WHAT THE EXERCISE ASKS:
Exactly reproduce the lines from the line containing "What data populates" to the end of the data below, inclusive, and nothing else.
#####
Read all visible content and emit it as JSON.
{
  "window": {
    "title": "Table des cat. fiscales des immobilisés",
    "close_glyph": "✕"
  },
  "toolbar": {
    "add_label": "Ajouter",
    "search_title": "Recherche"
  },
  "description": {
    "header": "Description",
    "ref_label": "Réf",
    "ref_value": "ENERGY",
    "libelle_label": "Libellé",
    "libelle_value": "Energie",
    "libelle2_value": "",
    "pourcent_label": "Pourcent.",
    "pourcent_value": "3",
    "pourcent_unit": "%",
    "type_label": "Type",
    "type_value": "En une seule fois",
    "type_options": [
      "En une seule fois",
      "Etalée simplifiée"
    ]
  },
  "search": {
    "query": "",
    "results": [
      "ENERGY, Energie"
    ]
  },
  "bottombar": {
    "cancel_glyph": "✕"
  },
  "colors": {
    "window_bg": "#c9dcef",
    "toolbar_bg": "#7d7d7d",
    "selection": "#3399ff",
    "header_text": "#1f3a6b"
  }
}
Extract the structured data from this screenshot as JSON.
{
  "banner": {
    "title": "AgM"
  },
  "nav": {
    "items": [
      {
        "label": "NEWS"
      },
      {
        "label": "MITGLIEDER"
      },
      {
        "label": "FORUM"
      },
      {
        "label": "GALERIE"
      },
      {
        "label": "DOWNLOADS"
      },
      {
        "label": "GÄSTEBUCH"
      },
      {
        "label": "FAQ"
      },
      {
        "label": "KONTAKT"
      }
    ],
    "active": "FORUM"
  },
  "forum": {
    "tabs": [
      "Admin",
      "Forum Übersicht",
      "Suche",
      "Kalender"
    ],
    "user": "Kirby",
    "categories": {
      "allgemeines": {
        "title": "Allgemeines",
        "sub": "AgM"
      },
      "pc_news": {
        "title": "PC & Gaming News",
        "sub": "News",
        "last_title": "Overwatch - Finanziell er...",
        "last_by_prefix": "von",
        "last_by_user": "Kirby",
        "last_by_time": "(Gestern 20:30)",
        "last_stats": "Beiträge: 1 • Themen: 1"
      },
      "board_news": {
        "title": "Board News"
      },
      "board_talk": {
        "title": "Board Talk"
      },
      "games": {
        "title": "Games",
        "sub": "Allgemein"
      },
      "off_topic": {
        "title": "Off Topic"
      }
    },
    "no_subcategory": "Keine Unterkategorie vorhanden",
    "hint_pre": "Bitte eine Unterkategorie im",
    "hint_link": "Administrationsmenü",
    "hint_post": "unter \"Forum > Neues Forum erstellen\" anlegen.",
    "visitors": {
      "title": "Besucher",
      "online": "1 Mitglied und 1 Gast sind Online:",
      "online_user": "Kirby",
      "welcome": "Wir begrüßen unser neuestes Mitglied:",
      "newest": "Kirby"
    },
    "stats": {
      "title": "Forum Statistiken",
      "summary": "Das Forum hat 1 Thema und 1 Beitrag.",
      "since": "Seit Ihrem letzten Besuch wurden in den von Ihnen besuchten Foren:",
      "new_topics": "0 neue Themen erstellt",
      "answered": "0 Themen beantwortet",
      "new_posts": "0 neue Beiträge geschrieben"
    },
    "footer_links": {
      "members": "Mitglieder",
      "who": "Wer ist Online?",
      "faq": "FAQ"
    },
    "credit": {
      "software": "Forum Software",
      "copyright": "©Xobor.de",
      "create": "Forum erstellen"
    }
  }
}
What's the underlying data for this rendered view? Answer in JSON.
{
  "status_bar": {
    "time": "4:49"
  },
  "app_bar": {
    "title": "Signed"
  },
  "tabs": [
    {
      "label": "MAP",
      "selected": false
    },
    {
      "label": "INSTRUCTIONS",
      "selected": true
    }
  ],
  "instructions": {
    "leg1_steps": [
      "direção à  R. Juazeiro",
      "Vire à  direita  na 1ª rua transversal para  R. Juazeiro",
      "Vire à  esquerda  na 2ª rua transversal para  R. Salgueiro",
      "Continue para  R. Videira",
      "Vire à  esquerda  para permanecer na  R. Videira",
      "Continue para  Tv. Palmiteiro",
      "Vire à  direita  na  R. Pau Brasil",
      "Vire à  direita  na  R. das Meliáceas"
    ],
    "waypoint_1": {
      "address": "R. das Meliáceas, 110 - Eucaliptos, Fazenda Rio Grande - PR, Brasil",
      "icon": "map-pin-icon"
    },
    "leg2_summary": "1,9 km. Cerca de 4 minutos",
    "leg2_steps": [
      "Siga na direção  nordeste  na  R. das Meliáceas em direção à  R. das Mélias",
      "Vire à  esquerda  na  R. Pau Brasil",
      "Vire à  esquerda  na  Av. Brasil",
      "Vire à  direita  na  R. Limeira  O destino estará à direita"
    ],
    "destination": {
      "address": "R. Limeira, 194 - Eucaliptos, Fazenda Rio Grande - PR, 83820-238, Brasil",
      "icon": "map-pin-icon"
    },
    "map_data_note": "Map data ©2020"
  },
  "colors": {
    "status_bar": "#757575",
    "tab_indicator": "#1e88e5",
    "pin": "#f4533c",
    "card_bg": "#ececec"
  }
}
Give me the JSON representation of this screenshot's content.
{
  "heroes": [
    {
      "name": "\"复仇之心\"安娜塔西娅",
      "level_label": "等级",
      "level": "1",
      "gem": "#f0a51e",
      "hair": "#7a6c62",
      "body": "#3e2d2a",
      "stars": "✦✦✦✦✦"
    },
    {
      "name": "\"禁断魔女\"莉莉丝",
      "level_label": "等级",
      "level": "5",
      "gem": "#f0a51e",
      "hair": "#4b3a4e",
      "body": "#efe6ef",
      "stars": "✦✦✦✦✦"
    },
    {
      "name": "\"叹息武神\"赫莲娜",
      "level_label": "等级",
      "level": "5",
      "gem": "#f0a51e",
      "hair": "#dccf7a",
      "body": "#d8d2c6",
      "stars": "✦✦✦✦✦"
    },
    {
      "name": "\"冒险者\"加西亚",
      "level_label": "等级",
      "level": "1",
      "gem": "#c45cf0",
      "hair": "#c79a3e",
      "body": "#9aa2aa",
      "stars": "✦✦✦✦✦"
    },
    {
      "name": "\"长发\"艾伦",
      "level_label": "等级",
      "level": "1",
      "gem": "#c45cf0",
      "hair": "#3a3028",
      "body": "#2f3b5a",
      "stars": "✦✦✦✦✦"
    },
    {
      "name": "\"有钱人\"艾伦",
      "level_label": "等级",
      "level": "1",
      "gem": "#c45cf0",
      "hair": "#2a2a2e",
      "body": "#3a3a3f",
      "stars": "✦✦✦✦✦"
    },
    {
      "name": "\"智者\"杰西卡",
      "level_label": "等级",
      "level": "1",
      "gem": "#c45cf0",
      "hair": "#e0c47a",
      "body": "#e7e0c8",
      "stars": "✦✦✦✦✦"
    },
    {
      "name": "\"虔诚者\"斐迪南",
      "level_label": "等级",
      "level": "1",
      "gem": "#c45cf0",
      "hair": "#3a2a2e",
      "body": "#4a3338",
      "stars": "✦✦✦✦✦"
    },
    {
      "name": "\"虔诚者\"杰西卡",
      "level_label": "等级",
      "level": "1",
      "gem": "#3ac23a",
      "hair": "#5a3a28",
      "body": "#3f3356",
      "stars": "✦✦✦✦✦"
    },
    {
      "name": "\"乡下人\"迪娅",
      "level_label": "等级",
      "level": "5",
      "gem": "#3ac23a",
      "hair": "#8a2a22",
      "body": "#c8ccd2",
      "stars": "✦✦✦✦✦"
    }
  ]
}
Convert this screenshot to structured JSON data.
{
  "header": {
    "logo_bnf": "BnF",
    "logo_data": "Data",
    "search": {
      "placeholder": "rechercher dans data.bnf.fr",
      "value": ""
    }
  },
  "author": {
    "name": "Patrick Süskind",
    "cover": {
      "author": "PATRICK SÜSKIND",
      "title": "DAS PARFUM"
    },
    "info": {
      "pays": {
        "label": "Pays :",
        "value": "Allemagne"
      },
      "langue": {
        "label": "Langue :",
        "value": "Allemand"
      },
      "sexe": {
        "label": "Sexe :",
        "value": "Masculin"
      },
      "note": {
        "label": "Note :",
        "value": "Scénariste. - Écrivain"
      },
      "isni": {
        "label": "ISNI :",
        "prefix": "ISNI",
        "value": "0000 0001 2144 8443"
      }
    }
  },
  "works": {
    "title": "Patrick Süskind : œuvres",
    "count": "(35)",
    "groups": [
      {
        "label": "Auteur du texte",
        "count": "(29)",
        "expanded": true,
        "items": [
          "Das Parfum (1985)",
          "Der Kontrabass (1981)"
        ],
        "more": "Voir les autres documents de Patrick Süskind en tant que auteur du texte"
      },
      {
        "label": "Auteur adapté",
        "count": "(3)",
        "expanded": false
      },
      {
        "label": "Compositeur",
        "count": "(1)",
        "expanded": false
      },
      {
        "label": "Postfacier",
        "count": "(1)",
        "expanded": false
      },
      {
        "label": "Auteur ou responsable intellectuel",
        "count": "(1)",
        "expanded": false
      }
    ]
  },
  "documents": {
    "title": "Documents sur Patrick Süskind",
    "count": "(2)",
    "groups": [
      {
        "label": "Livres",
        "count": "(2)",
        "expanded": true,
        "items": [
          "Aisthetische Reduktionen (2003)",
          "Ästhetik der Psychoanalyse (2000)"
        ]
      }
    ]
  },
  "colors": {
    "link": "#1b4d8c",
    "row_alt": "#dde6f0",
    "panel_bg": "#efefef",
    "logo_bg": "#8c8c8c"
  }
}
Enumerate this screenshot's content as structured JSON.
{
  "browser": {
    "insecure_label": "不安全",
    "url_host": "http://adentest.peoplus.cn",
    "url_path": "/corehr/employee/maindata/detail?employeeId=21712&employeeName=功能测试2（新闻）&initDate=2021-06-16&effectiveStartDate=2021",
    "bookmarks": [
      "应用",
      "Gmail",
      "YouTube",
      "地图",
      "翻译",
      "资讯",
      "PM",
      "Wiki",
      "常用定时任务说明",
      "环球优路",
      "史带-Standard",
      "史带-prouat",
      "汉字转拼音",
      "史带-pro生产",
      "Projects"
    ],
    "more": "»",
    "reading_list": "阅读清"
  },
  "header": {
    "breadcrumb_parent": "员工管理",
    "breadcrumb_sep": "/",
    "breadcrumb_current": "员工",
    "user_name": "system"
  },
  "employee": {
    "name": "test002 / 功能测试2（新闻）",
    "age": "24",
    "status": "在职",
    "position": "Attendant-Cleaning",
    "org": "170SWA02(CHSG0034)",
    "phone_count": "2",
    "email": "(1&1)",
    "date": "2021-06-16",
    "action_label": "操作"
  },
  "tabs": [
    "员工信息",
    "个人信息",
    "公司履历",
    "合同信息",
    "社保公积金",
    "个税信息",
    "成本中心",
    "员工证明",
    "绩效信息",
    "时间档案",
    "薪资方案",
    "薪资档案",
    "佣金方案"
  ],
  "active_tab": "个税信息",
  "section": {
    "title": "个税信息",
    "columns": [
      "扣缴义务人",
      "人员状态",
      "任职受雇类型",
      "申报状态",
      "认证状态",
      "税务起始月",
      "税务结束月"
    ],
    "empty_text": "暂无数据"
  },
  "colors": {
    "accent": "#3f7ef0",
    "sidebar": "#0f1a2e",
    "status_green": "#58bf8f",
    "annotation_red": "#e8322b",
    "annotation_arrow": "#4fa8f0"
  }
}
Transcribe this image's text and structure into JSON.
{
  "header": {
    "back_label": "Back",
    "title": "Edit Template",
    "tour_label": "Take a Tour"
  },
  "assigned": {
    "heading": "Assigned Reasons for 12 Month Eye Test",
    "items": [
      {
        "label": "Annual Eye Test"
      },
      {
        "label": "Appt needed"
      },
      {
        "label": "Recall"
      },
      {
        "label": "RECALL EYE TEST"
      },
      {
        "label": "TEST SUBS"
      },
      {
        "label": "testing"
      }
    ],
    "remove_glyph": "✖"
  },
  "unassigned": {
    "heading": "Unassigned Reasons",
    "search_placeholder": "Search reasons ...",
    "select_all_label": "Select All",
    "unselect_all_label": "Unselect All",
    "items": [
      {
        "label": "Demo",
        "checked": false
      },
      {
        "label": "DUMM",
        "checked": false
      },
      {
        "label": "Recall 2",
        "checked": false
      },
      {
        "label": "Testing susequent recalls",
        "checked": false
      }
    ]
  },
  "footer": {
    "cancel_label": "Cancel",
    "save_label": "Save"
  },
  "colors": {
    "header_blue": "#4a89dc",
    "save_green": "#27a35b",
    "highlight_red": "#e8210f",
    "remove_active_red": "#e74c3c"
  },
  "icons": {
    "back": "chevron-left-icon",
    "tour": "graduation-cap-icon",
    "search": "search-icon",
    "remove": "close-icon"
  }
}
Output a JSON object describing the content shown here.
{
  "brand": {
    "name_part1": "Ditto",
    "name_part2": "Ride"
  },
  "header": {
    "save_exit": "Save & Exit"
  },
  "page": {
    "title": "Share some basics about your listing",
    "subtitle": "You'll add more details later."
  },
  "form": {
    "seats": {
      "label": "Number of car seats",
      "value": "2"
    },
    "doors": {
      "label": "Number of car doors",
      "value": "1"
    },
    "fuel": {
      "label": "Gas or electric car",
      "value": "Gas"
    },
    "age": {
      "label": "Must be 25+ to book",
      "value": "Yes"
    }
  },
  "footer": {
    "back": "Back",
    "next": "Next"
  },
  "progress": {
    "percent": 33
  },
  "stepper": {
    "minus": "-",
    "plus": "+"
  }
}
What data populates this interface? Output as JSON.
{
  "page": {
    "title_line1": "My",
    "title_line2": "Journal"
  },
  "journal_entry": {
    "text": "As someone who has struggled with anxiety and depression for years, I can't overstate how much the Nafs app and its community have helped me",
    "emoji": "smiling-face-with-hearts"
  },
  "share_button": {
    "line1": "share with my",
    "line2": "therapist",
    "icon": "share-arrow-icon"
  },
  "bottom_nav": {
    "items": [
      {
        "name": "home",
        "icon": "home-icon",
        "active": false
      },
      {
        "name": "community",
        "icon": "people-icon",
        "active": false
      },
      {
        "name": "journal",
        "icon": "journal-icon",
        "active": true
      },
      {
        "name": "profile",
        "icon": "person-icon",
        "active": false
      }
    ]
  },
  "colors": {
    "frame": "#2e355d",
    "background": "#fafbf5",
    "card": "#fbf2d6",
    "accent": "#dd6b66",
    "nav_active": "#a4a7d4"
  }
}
#####
SOLUTION TO THIS TASK:
What data populates this interface? Output as JSON.
{
  "page": {
    "title_line1": "My",
    "title_line2": "Journal"
  },
  "journal_entry": {
    "text": "As someone who has struggled with anxiety and depression for years, I can't overstate how much the Nafs app and its community have helped me",
    "emoji": "smiling-face-with-hearts"
  },
  "share_button": {
    "line1": "share with my",
    "line2": "therapist",
    "icon": "share-arrow-icon"
  },
  "bottom_nav": {
    "items": [
      {
        "name": "home",
        "icon": "home-icon",
        "active": false
      },
      {
        "name": "community",
        "icon": "people-icon",
        "active": false
      },
      {
        "name": "journal",
        "icon": "journal-icon",
        "active": true
      },
      {
        "name": "profile",
        "icon": "person-icon",
        "active": false
      }
    ]
  },
  "colors": {
    "frame": "#2e355d",
    "background": "#fafbf5",
    "card": "#fbf2d6",
    "accent": "#dd6b66",
    "nav_active": "#a4a7d4"
  }
}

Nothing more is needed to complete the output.